(Extracted data entries)
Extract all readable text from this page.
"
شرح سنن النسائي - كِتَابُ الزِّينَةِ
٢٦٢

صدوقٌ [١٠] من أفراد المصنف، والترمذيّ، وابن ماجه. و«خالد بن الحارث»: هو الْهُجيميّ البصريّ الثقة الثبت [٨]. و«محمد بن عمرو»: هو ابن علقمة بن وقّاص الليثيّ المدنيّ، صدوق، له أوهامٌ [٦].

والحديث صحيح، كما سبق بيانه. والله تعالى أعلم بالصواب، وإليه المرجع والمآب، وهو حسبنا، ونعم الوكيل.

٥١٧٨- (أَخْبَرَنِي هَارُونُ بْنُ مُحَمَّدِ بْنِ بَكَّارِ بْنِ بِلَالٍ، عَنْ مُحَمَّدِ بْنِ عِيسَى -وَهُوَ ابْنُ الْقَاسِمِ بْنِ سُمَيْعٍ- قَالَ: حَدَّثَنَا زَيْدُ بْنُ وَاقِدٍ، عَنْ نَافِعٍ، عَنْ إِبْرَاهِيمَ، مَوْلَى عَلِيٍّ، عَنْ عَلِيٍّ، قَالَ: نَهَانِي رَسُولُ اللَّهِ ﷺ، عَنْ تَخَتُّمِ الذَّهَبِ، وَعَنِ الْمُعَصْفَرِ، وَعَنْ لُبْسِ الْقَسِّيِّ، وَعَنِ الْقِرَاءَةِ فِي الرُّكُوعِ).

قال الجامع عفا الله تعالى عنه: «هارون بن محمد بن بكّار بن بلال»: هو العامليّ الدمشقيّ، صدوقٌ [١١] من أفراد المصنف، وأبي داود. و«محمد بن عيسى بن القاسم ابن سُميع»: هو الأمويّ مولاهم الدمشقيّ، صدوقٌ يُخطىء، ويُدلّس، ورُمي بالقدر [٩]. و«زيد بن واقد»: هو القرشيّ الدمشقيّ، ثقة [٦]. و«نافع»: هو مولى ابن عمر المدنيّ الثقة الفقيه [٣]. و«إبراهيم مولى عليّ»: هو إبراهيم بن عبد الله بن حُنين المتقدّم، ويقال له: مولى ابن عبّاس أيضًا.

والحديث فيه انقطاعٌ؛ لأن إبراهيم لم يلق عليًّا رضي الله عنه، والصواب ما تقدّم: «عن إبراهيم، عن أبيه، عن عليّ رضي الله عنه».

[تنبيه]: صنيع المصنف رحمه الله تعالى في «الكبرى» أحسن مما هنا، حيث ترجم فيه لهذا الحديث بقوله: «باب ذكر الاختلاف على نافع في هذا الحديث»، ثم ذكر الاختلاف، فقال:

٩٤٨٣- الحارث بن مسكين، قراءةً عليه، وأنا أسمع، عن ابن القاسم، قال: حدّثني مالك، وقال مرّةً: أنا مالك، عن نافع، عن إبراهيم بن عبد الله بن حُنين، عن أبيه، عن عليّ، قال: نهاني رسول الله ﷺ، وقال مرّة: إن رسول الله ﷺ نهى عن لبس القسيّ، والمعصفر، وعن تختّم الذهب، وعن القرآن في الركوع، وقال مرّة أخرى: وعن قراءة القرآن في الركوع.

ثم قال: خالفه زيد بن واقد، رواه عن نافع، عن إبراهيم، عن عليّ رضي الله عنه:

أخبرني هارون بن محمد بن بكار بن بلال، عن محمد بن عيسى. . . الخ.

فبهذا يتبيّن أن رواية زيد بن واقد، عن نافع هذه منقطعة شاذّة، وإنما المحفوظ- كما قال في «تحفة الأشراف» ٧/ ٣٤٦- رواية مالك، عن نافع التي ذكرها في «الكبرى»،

* What the exercise asks *
Copy all lines from the material that contain "صدوق".

* Expected answer *
صدوقٌ [١٠] من أفراد المصنف، والترمذيّ، وابن ماجه. و«خالد بن الحارث»: هو الْهُجيميّ البصريّ الثقة الثبت [٨]. و«محمد بن عمرو»: هو ابن علقمة بن وقّاص الليثيّ المدنيّ، صدوق، له أوهامٌ [٦].
قال الجامع عفا الله تعالى عنه: «هارون بن محمد بن بكّار بن بلال»: هو العامليّ الدمشقيّ، صدوقٌ [١١] من أفراد المصنف، وأبي داود. و«محمد بن عيسى بن القاسم ابن سُميع»: هو الأمويّ مولاهم الدمشقيّ، صدوقٌ يُخطىء، ويُدلّس، ورُمي بالقدر [٩]. و«زيد بن واقد»: هو القرشيّ الدمشقيّ، ثقة [٦]. و«نافع»: هو مولى ابن عمر المدنيّ الثقة الفقيه [٣]. و«إبراهيم مولى عليّ»: هو إبراهيم بن عبد الله بن حُنين المتقدّم، ويقال له: مولى ابن عبّاس أيضًا.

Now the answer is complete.